> **Directive**
Scan the entries below. List each line with "true".

> **Data listing**
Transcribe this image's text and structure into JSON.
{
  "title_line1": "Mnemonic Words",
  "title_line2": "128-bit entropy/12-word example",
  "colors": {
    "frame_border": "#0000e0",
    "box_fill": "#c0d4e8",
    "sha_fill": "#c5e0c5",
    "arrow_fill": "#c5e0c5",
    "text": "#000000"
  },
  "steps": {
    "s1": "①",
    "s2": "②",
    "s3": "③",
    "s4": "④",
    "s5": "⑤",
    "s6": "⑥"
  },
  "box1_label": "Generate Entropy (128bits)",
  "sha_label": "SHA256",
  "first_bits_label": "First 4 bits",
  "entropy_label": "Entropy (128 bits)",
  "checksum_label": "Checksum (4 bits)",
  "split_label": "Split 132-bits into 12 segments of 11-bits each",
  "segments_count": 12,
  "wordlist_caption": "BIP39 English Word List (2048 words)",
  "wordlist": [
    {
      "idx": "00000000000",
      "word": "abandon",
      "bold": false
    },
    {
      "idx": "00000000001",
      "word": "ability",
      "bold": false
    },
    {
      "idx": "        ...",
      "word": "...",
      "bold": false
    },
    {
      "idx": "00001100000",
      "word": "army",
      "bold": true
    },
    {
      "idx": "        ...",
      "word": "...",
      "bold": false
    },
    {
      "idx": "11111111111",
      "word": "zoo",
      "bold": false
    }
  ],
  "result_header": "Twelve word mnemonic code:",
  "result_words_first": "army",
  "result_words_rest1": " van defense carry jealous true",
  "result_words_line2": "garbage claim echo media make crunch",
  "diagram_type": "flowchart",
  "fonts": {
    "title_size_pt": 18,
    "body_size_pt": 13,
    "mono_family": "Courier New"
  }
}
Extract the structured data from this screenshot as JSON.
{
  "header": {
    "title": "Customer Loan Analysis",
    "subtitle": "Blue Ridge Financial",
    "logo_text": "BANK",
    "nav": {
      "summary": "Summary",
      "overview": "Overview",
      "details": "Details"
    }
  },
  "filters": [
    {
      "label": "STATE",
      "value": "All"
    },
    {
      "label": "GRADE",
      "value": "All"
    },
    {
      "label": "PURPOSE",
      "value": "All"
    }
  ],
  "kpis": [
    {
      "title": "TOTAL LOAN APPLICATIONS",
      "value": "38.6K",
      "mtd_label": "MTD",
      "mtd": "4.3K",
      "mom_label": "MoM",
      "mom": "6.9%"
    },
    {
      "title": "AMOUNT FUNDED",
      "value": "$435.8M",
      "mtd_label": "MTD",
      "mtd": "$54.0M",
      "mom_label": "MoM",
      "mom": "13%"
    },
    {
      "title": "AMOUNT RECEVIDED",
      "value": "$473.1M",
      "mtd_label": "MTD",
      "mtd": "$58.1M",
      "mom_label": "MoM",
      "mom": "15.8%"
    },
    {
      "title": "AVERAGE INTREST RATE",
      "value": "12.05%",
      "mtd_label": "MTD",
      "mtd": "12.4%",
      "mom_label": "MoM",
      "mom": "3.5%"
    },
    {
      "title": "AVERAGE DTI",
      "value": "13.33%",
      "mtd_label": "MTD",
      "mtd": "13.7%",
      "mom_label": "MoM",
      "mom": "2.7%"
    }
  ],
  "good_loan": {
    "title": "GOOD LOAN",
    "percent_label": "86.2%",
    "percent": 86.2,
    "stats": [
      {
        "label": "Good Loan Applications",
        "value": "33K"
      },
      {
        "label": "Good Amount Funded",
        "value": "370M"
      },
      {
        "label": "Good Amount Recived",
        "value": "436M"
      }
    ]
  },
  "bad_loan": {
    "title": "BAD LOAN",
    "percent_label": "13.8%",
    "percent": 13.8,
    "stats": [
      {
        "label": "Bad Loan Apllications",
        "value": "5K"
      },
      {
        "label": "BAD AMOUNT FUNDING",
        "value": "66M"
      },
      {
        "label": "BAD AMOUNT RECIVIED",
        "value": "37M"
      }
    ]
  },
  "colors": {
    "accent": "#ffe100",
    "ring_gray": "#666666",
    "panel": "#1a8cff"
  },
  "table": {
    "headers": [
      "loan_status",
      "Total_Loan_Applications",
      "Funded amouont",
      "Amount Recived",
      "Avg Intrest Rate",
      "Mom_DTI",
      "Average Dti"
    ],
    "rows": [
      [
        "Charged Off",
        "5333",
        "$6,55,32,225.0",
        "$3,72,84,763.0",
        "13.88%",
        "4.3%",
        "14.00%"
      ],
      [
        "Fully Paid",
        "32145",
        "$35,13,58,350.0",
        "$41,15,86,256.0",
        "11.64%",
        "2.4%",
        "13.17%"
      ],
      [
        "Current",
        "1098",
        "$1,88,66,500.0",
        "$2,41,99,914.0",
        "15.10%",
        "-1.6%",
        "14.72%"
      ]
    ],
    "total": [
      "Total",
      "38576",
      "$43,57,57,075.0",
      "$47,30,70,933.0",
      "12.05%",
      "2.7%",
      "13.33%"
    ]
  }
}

> **Problem solution**
      "bold": true
  "result_words_rest1": " van defense carry jealous true",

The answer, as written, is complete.